►

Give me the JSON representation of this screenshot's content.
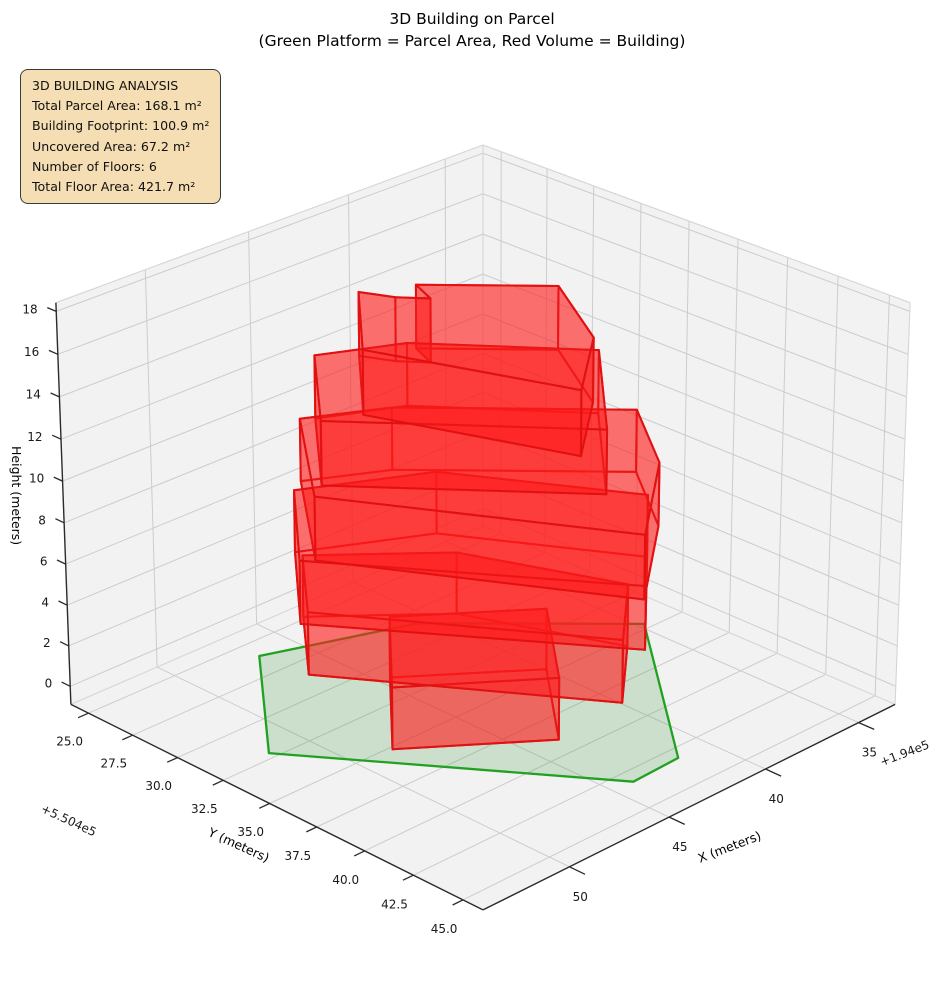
{
  "title": {
    "line1": "3D Building on Parcel",
    "line2": "(Green Platform = Parcel Area, Red Volume = Building)"
  },
  "info_box": {
    "heading": "3D BUILDING ANALYSIS",
    "lines": [
      "Total Parcel Area: 168.1 m²",
      "Building Footprint: 100.9 m²",
      "Uncovered Area: 67.2 m²",
      "Number of Floors: 6",
      "Total Floor Area: 421.7 m²"
    ]
  },
  "chart_data": {
    "type": "3d-building-plot",
    "stats": {
      "total_parcel_area_m2": 168.1,
      "building_footprint_m2": 100.9,
      "uncovered_area_m2": 67.2,
      "number_of_floors": 6,
      "total_floor_area_m2": 421.7
    },
    "axes": {
      "x": {
        "label": "X (meters)",
        "offset_text": "+1.94e5",
        "tick_values": [
          35,
          40,
          45,
          50
        ],
        "tick_labels": [
          "35",
          "40",
          "45",
          "50"
        ],
        "range": [
          33.0,
          54.2
        ]
      },
      "y": {
        "label": "Y (meters)",
        "offset_text": "+5.504e5",
        "tick_values": [
          25,
          27.5,
          30,
          32.5,
          35,
          37.5,
          40,
          42.5,
          45
        ],
        "tick_labels": [
          "25.0",
          "27.5",
          "30.0",
          "32.5",
          "35.0",
          "37.5",
          "40.0",
          "42.5",
          "45.0"
        ],
        "range": [
          24.0,
          46.0
        ]
      },
      "z": {
        "label": "Height (meters)",
        "offset_text": "",
        "tick_values": [
          0,
          2,
          4,
          6,
          8,
          10,
          12,
          14,
          16,
          18
        ],
        "tick_labels": [
          "0",
          "2",
          "4",
          "6",
          "8",
          "10",
          "12",
          "14",
          "16",
          "18"
        ],
        "range": [
          -0.9,
          18.4
        ]
      }
    },
    "parcel": {
      "z": 0,
      "polygon": [
        [
          47.7,
          27.2
        ],
        [
          52.6,
          33.2
        ],
        [
          45.0,
          44.2
        ],
        [
          42.6,
          44.1
        ],
        [
          35.8,
          35.7
        ],
        [
          41.7,
          29.5
        ]
      ]
    },
    "building": {
      "num_floors": 6,
      "floor_height_m": 3,
      "floors": [
        {
          "z0": 0,
          "z1": 3,
          "footprint": [
            [
              45.5,
              32.0
            ],
            [
              49.3,
              36.2
            ],
            [
              44.6,
              40.0
            ],
            [
              41.0,
              35.7
            ]
          ]
        },
        {
          "z0": 3,
          "z1": 6,
          "footprint": [
            [
              47.7,
              29.7
            ],
            [
              50.7,
              33.3
            ],
            [
              44.4,
              43.0
            ],
            [
              41.1,
              40.0
            ],
            [
              43.6,
              33.6
            ]
          ]
        },
        {
          "z0": 6,
          "z1": 9,
          "footprint": [
            [
              47.7,
              29.3
            ],
            [
              51.5,
              33.8
            ],
            [
              44.4,
              44.1
            ],
            [
              39.0,
              38.9
            ],
            [
              43.0,
              31.9
            ]
          ]
        },
        {
          "z0": 9,
          "z1": 12,
          "footprint": [
            [
              47.0,
              28.9
            ],
            [
              51.1,
              34.2
            ],
            [
              45.2,
              44.8
            ],
            [
              40.6,
              41.0
            ],
            [
              37.9,
              37.2
            ],
            [
              44.0,
              30.6
            ]
          ]
        },
        {
          "z0": 12,
          "z1": 15,
          "footprint": [
            [
              46.6,
              29.3
            ],
            [
              50.3,
              33.7
            ],
            [
              43.8,
              41.5
            ],
            [
              39.1,
              36.4
            ],
            [
              43.5,
              30.9
            ]
          ]
        },
        {
          "z0": 15,
          "z1": 18,
          "footprint": [
            [
              45.5,
              30.5
            ],
            [
              48.9,
              34.4
            ],
            [
              46.0,
              42.4
            ],
            [
              42.5,
              39.5
            ],
            [
              40.1,
              35.3
            ],
            [
              43.6,
              31.5
            ],
            [
              44.1,
              32.8
            ],
            [
              44.9,
              31.8
            ]
          ]
        }
      ]
    },
    "colors": {
      "parcel_edge": "#21a121",
      "parcel_fill": "rgba(34,139,34,0.18)",
      "building_edge": "#e01111",
      "building_fill": "rgba(255,30,30,0.38)",
      "pane": "#f2f2f2",
      "pane_edge": "#d5d5d5",
      "grid": "#cccccc",
      "spine": "#2b2b2b",
      "tick_text": "#1a1a1a",
      "info_box_bg": "#f5deb3"
    },
    "view": {
      "elev_deg": 25.5,
      "azim_deg": 45,
      "projection": "persp"
    }
  }
}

◄

### Work to be completed
Reproduce every entry exactly, but omit each picture.

### Written solution
Give me the JSON representation of this screenshot's content.
{
  "title": {
    "line1": "3D Building on Parcel",
    "line2": "(Green Platform = Parcel Area, Red Volume = Building)"
  },
  "info_box": {
    "heading": "3D BUILDING ANALYSIS",
    "lines": [
      "Total Parcel Area: 168.1 m²",
      "Building Footprint: 100.9 m²",
      "Uncovered Area: 67.2 m²",
      "Number of Floors: 6",
      "Total Floor Area: 421.7 m²"
    ]
  },
  "chart_data": {
    "type": "3d-building-plot",
    "stats": {
      "total_parcel_area_m2": 168.1,
      "building_footprint_m2": 100.9,
      "uncovered_area_m2": 67.2,
      "number_of_floors": 6,
      "total_floor_area_m2": 421.7
    },
    "axes": {
      "x": {
        "label": "X (meters)",
        "offset_text": "+1.94e5",
        "tick_values": [
          35,
          40,
          45,
          50
        ],
        "tick_labels": [
          "35",
          "40",
          "45",
          "50"
        ],
        "range": [
          33.0,
          54.2
        ]
      },
      "y": {
        "label": "Y (meters)",
        "offset_text": "+5.504e5",
        "tick_values": [
          25,
          27.5,
          30,
          32.5,
          35,
          37.5,
          40,
          42.5,
          45
        ],
        "tick_labels": [
          "25.0",
          "27.5",
          "30.0",
          "32.5",
          "35.0",
          "37.5",
          "40.0",
          "42.5",
          "45.0"
        ],
        "range": [
          24.0,
          46.0
        ]
      },
      "z": {
        "label": "Height (meters)",
        "offset_text": "",
        "tick_values": [
          0,
          2,
          4,
          6,
          8,
          10,
          12,
          14,
          16,
          18
        ],
        "tick_labels": [
          "0",
          "2",
          "4",
          "6",
          "8",
          "10",
          "12",
          "14",
          "16",
          "18"
        ],
        "range": [
          -0.9,
          18.4
        ]
      }
    },
    "parcel": {
      "z": 0,
      "polygon": [
        [
          47.7,
          27.2
        ],
        [
          52.6,
          33.2
        ],
        [
          45.0,
          44.2
        ],
        [
          42.6,
          44.1
        ],
        [
          35.8,
          35.7
        ],
        [
          41.7,
          29.5
        ]
      ]
    },
    "building": {
      "num_floors": 6,
      "floor_height_m": 3,
      "floors": [
        {
          "z0": 0,
          "z1": 3,
          "footprint": [
            [
              45.5,
              32.0
            ],
            [
              49.3,
              36.2
            ],
            [
              44.6,
              40.0
            ],
            [
              41.0,
              35.7
            ]
          ]
        },
        {
          "z0": 3,
          "z1": 6,
          "footprint": [
            [
              47.7,
              29.7
            ],
            [
              50.7,
              33.3
            ],
            [
              44.4,
              43.0
            ],
            [
              41.1,
              40.0
            ],
            [
              43.6,
              33.6
            ]
          ]
        },
        {
          "z0": 6,
          "z1": 9,
          "footprint": [
            [
              47.7,
              29.3
            ],
            [
              51.5,
              33.8
            ],
            [
              44.4,
              44.1
            ],
            [
              39.0,
              38.9
            ],
            [
              43.0,
              31.9
            ]
          ]
        },
        {
          "z0": 9,
          "z1": 12,
          "footprint": [
            [
              47.0,
              28.9
            ],
            [
              51.1,
              34.2
            ],
            [
              45.2,
              44.8
            ],
            [
              40.6,
              41.0
            ],
            [
              37.9,
              37.2
            ],
            [
              44.0,
              30.6
            ]
          ]
        },
        {
          "z0": 12,
          "z1": 15,
          "footprint": [
            [
              46.6,
              29.3
            ],
            [
              50.3,
              33.7
            ],
            [
              43.8,
              41.5
            ],
            [
              39.1,
              36.4
            ],
            [
              43.5,
              30.9
            ]
          ]
        },
        {
          "z0": 15,
          "z1": 18,
          "footprint": [
            [
              45.5,
              30.5
            ],
            [
              48.9,
              34.4
            ],
            [
              46.0,
              42.4
            ],
            [
              42.5,
              39.5
            ],
            [
              40.1,
              35.3
            ],
            [
              43.6,
              31.5
            ],
            [
              44.1,
              32.8
            ],
            [
              44.9,
              31.8
            ]
          ]
        }
      ]
    },
    "colors": {
      "parcel_edge": "#21a121",
      "parcel_fill": "rgba(34,139,34,0.18)",
      "building_edge": "#e01111",
      "building_fill": "rgba(255,30,30,0.38)",
      "pane": "#f2f2f2",
      "pane_edge": "#d5d5d5",
      "grid": "#cccccc",
      "spine": "#2b2b2b",
      "tick_text": "#1a1a1a",
      "info_box_bg": "#f5deb3"
    },
    "view": {
      "elev_deg": 25.5,
      "azim_deg": 45,
      "projection": "persp"
    }
  }
}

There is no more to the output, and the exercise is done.